● **PROVIDED MATERIAL**:
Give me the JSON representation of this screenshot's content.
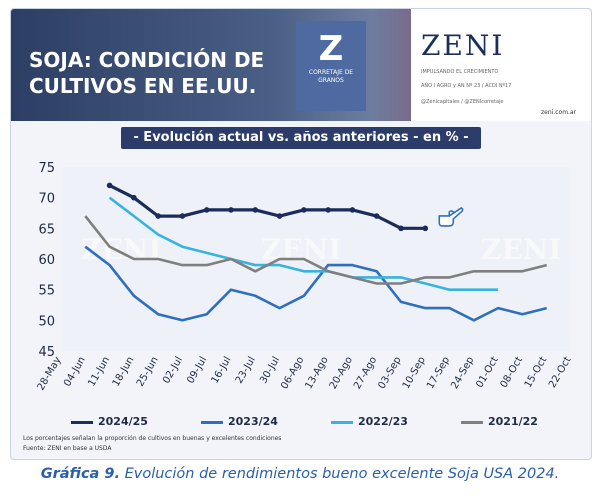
{
  "banner": {
    "title": "SOJA: CONDICIÓN DE\nCULTIVOS EN EE.UU.",
    "mid_logo": "Z",
    "mid_caption": "CORRETAJE DE GRANOS",
    "zeni_logo": "ZENI",
    "zeni_tagline": "IMPULSANDO EL CRECIMIENTO",
    "zeni_meta": "AÑO I AGRO y AN Nº 23 / ACDI Nº17",
    "zeni_social": "@Zenicapitales / @ZENIcorretaje",
    "zeni_url": "zeni.com.ar"
  },
  "chart_data": {
    "type": "line",
    "title": "- Evolución actual vs. años anteriores - en % -",
    "x": [
      "28-May",
      "04-Jun",
      "11-Jun",
      "18-Jun",
      "25-Jun",
      "02-Jul",
      "09-Jul",
      "16-Jul",
      "23-Jul",
      "30-Jul",
      "06-Ago",
      "13-Ago",
      "20-Ago",
      "27-Ago",
      "03-Sep",
      "10-Sep",
      "17-Sep",
      "24-Sep",
      "01-Oct",
      "08-Oct",
      "15-Oct",
      "22-Oct"
    ],
    "ylim": [
      45,
      75
    ],
    "yticks": [
      45,
      50,
      55,
      60,
      65,
      70,
      75
    ],
    "series": [
      {
        "name": "2024/25",
        "color": "#1a2c5a",
        "values": [
          null,
          null,
          72,
          70,
          67,
          67,
          68,
          68,
          68,
          67,
          68,
          68,
          68,
          67,
          65,
          65,
          null,
          null,
          null,
          null,
          null,
          null
        ]
      },
      {
        "name": "2023/24",
        "color": "#2e6fc0",
        "values": [
          null,
          62,
          59,
          54,
          51,
          50,
          51,
          55,
          54,
          52,
          54,
          59,
          59,
          58,
          53,
          52,
          52,
          50,
          52,
          51,
          52,
          null
        ]
      },
      {
        "name": "2022/23",
        "color": "#37b3e0",
        "values": [
          null,
          null,
          70,
          67,
          64,
          62,
          61,
          60,
          59,
          59,
          58,
          58,
          57,
          57,
          57,
          56,
          55,
          55,
          55,
          null,
          null,
          null
        ]
      },
      {
        "name": "2021/22",
        "color": "#7f7f7f",
        "values": [
          null,
          67,
          62,
          60,
          60,
          59,
          59,
          60,
          58,
          60,
          60,
          58,
          57,
          56,
          56,
          57,
          57,
          58,
          58,
          58,
          59,
          null
        ]
      }
    ]
  },
  "note": "Los porcentajes señalan la proporción de cultivos en buenas y excelentes condiciones",
  "source": "Fuente: ZENI en base a USDA",
  "watermark": "ZENI",
  "caption_bold": "Gráfica 9.",
  "caption_rest": " Evolución de rendimientos bueno excelente Soja USA 2024."
}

● **PROBLEM TO SOLVE**:
What is the number of lines in this material that hold the string "color"? Answer with that number only.

● **ANSWER FOR THE TASK**:
4